## Goal:
Print all of the lines below word for word, omitting the pictures.

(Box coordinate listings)
——————————

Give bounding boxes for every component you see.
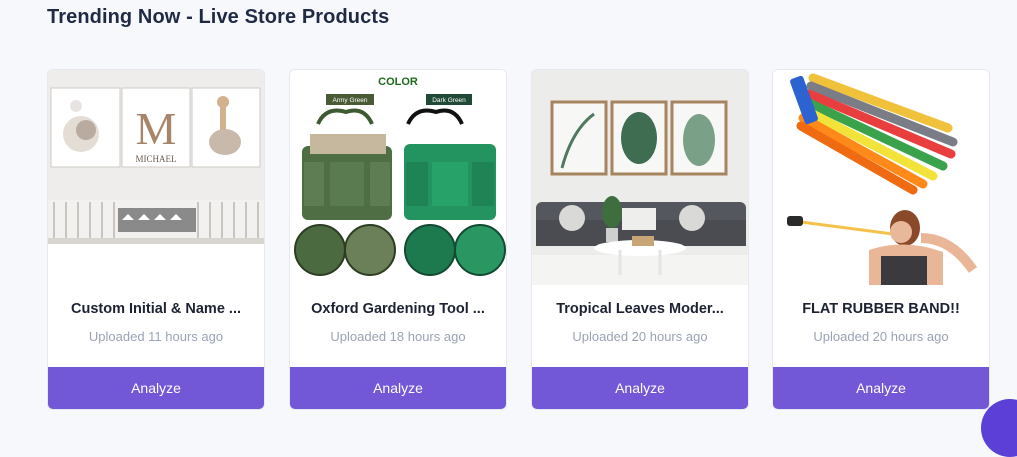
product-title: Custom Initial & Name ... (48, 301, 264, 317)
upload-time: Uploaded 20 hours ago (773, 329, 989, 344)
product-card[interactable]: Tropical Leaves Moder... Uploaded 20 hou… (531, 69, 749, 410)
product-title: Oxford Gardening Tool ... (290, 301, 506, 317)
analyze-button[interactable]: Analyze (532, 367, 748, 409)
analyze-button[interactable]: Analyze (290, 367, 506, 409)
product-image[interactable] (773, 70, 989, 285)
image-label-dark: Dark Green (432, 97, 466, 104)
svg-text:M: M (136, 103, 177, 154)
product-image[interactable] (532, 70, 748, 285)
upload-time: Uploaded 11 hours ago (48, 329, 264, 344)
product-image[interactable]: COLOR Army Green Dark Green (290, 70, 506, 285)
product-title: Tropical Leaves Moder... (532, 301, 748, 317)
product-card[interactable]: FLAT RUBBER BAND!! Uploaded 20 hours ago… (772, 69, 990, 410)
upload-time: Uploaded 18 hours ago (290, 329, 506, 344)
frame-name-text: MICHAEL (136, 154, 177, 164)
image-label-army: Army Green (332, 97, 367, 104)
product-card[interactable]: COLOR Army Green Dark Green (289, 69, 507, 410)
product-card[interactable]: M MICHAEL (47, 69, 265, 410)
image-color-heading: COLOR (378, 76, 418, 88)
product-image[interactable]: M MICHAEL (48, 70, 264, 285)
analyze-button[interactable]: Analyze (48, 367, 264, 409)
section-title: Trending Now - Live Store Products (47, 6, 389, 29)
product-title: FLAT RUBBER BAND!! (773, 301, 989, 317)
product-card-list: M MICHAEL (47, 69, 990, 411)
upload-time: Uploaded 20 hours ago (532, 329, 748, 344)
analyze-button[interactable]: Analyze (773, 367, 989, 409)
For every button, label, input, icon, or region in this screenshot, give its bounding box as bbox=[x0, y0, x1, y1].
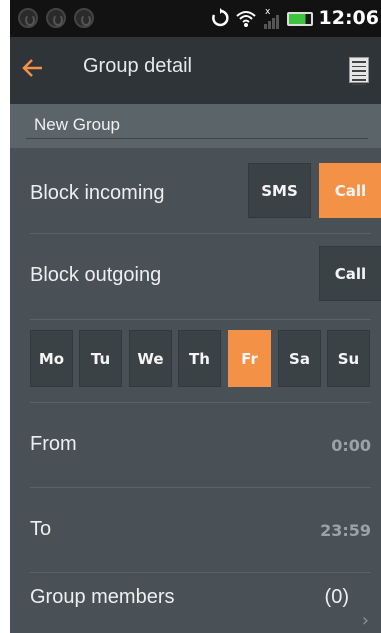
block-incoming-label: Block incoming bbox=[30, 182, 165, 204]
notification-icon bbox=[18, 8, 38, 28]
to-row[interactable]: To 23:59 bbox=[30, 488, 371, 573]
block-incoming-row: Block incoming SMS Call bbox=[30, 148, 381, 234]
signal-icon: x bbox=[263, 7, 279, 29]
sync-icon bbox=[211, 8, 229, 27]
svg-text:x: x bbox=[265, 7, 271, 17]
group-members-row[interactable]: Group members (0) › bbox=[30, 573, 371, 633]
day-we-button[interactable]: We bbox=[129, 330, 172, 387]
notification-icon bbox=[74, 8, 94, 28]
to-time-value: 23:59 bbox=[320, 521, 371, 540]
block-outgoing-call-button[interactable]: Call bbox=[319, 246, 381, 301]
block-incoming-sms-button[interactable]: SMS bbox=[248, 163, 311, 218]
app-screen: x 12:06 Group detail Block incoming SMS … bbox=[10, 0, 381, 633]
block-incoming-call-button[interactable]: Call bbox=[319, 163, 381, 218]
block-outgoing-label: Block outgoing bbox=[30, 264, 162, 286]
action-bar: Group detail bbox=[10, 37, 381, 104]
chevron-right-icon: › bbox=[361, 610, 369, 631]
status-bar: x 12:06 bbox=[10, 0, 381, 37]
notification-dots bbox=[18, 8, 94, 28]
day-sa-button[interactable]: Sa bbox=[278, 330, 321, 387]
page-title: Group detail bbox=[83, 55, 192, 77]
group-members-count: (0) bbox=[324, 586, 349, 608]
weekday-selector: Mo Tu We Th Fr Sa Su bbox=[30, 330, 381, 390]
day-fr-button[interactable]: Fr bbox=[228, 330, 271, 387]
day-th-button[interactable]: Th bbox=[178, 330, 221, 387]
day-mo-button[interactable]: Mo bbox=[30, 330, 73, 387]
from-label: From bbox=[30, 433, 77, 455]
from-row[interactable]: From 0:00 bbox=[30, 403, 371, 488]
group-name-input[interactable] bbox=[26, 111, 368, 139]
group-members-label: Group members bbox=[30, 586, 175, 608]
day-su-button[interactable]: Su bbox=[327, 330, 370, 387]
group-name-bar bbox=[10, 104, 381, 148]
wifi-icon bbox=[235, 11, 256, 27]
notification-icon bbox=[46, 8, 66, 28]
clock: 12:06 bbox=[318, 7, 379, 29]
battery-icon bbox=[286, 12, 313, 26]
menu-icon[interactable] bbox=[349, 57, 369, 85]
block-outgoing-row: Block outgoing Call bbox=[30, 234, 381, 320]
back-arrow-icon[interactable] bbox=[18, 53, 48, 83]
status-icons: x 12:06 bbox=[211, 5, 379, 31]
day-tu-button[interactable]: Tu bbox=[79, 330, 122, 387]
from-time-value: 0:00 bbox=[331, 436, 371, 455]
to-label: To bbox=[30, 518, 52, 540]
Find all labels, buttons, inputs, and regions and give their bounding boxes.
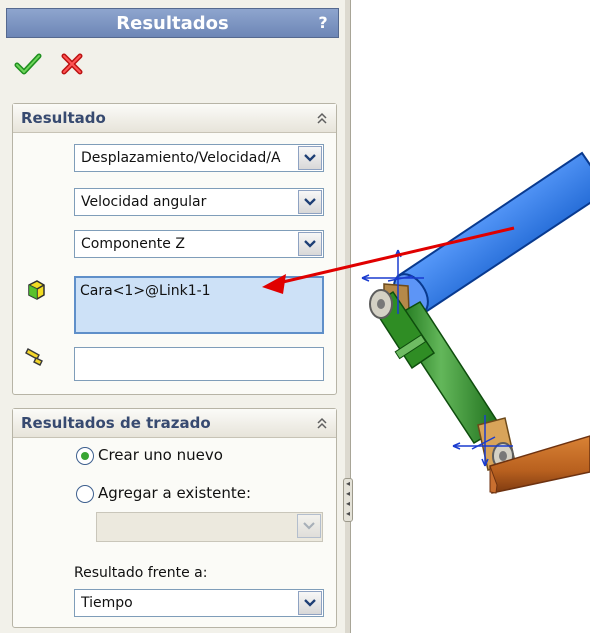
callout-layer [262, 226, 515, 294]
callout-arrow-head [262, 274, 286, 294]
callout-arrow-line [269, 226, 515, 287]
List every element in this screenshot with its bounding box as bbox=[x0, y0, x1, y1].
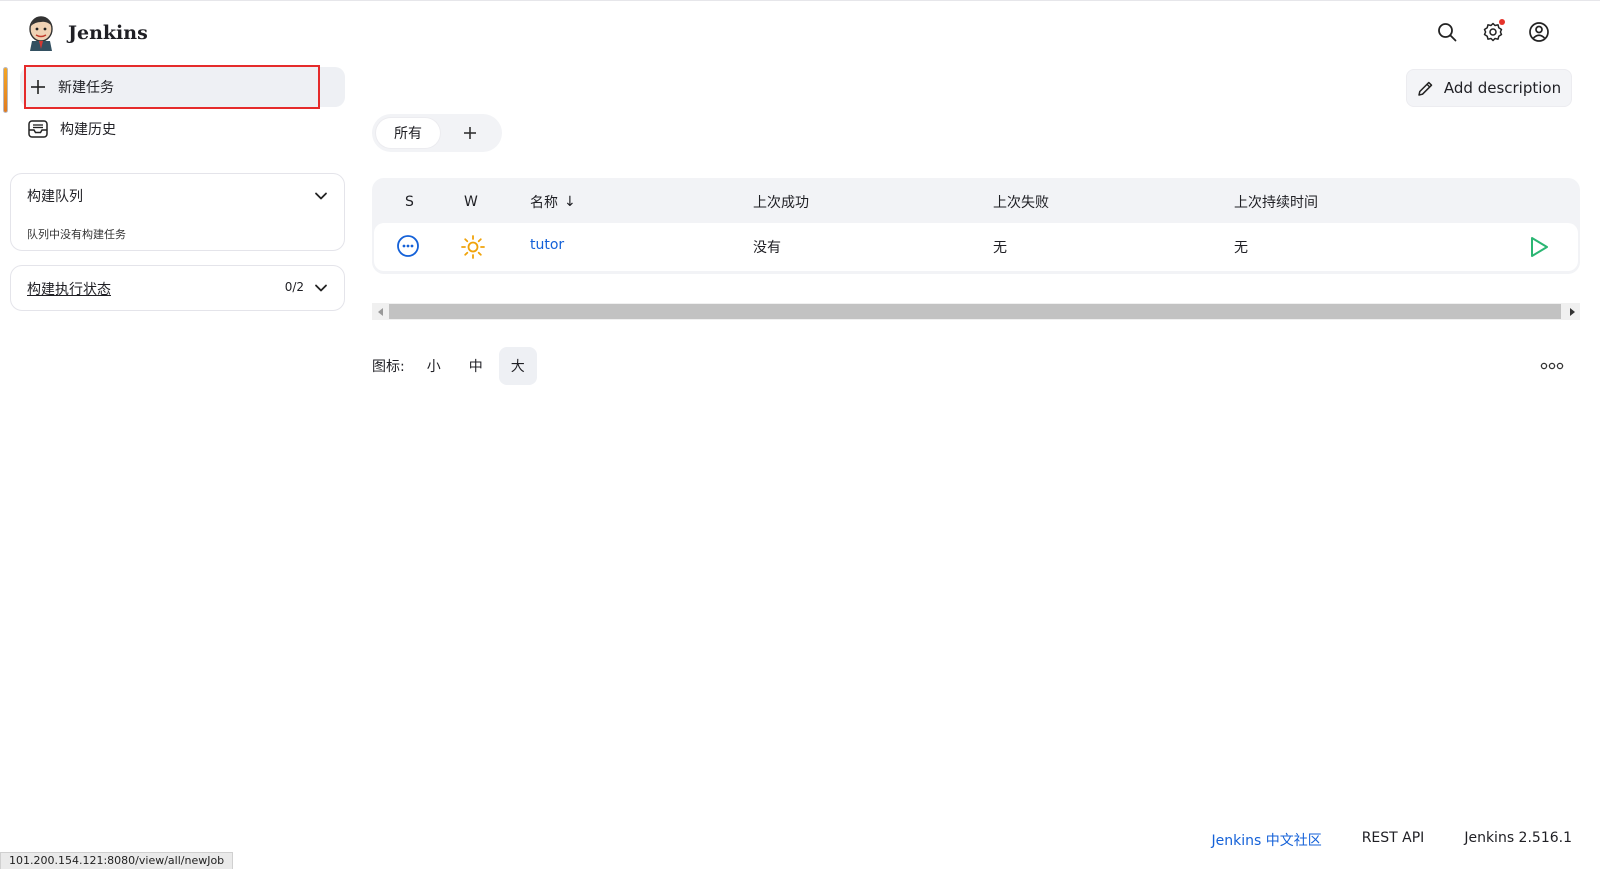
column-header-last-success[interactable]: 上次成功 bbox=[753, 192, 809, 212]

——————————

## Solution to this exercise:
Give bounding boxes for every component you see.
product-title: Custom Initial & Name ... (48, 301, 264, 317)
upload-time: Uploaded 20 hours ago (773, 329, 989, 344)
product-card[interactable]: Tropical Leaves Moder... Uploaded 20 hou… (531, 69, 749, 410)
product-title: Oxford Gardening Tool ... (290, 301, 506, 317)
analyze-button[interactable]: Analyze (532, 367, 748, 409)
analyze-button[interactable]: Analyze (290, 367, 506, 409)
product-image[interactable] (773, 70, 989, 285)
image-label-dark: Dark Green (432, 97, 466, 104)
svg-text:M: M (136, 103, 177, 154)
product-image[interactable] (532, 70, 748, 285)
upload-time: Uploaded 11 hours ago (48, 329, 264, 344)
product-image[interactable]: COLOR Army Green Dark Green (290, 70, 506, 285)
product-title: Tropical Leaves Moder... (532, 301, 748, 317)
product-card[interactable]: FLAT RUBBER BAND!! Uploaded 20 hours ago… (772, 69, 990, 410)
upload-time: Uploaded 18 hours ago (290, 329, 506, 344)
frame-name-text: MICHAEL (136, 154, 177, 164)
image-label-army: Army Green (332, 97, 367, 104)
product-card[interactable]: COLOR Army Green Dark Green (289, 69, 507, 410)
product-card[interactable]: M MICHAEL (47, 69, 265, 410)
image-color-heading: COLOR (378, 76, 418, 88)
product-image[interactable]: M MICHAEL (48, 70, 264, 285)
analyze-button[interactable]: Analyze (48, 367, 264, 409)
section-title: Trending Now - Live Store Products (47, 6, 389, 29)
product-title: FLAT RUBBER BAND!! (773, 301, 989, 317)
product-card-list: M MICHAEL (47, 69, 990, 411)
upload-time: Uploaded 20 hours ago (532, 329, 748, 344)
analyze-button[interactable]: Analyze (773, 367, 989, 409)
For every button, label, input, icon, or region in this screenshot, give its bounding box as bbox=[x0, y0, x1, y1].
block-incoming-label: Block incoming bbox=[30, 182, 165, 204]
notification-icon bbox=[18, 8, 38, 28]
to-row[interactable]: To 23:59 bbox=[30, 488, 371, 573]
block-incoming-row: Block incoming SMS Call bbox=[30, 148, 381, 234]
signal-icon: x bbox=[263, 7, 279, 29]
sync-icon bbox=[211, 8, 229, 27]
svg-text:x: x bbox=[265, 7, 271, 17]
group-members-row[interactable]: Group members (0) › bbox=[30, 573, 371, 633]
day-we-button[interactable]: We bbox=[129, 330, 172, 387]
notification-icon bbox=[74, 8, 94, 28]
to-time-value: 23:59 bbox=[320, 521, 371, 540]
block-outgoing-call-button[interactable]: Call bbox=[319, 246, 381, 301]
block-incoming-sms-button[interactable]: SMS bbox=[248, 163, 311, 218]
app-screen: x 12:06 Group detail Block incoming SMS … bbox=[10, 0, 381, 633]
block-incoming-call-button[interactable]: Call bbox=[319, 163, 381, 218]
block-outgoing-label: Block outgoing bbox=[30, 264, 162, 286]
action-bar: Group detail bbox=[10, 37, 381, 104]
chevron-right-icon: › bbox=[361, 610, 369, 631]
status-bar: x 12:06 bbox=[10, 0, 381, 37]
notification-dots bbox=[18, 8, 94, 28]
day-sa-button[interactable]: Sa bbox=[278, 330, 321, 387]
page-title: Group detail bbox=[83, 55, 192, 77]
group-members-count: (0) bbox=[324, 586, 349, 608]
weekday-selector: Mo Tu We Th Fr Sa Su bbox=[30, 330, 381, 390]
day-fr-button[interactable]: Fr bbox=[228, 330, 271, 387]
day-th-button[interactable]: Th bbox=[178, 330, 221, 387]
day-mo-button[interactable]: Mo bbox=[30, 330, 73, 387]
from-label: From bbox=[30, 433, 77, 455]
from-row[interactable]: From 0:00 bbox=[30, 403, 371, 488]
group-name-input[interactable] bbox=[26, 111, 368, 139]
group-members-label: Group members bbox=[30, 586, 175, 608]
day-su-button[interactable]: Su bbox=[327, 330, 370, 387]
group-name-bar bbox=[10, 104, 381, 148]
wifi-icon bbox=[235, 11, 256, 27]
notification-icon bbox=[46, 8, 66, 28]
clock: 12:06 bbox=[318, 7, 379, 29]
battery-icon bbox=[286, 12, 313, 26]
menu-icon[interactable] bbox=[349, 57, 369, 85]
block-outgoing-row: Block outgoing Call bbox=[30, 234, 381, 320]
back-arrow-icon[interactable] bbox=[18, 53, 48, 83]
status-icons: x 12:06 bbox=[211, 5, 379, 31]
day-tu-button[interactable]: Tu bbox=[79, 330, 122, 387]
from-time-value: 0:00 bbox=[331, 436, 371, 455]
to-label: To bbox=[30, 518, 52, 540]
Find all labels, buttons, inputs, and regions and give their bounding boxes.
callout-layer [262, 226, 515, 294]
callout-arrow-head [262, 274, 286, 294]
callout-arrow-line [269, 226, 515, 287]
List every element in this screenshot with its bounding box as bbox=[x0, y0, x1, y1].
column-header-last-success[interactable]: 上次成功 bbox=[753, 192, 809, 212]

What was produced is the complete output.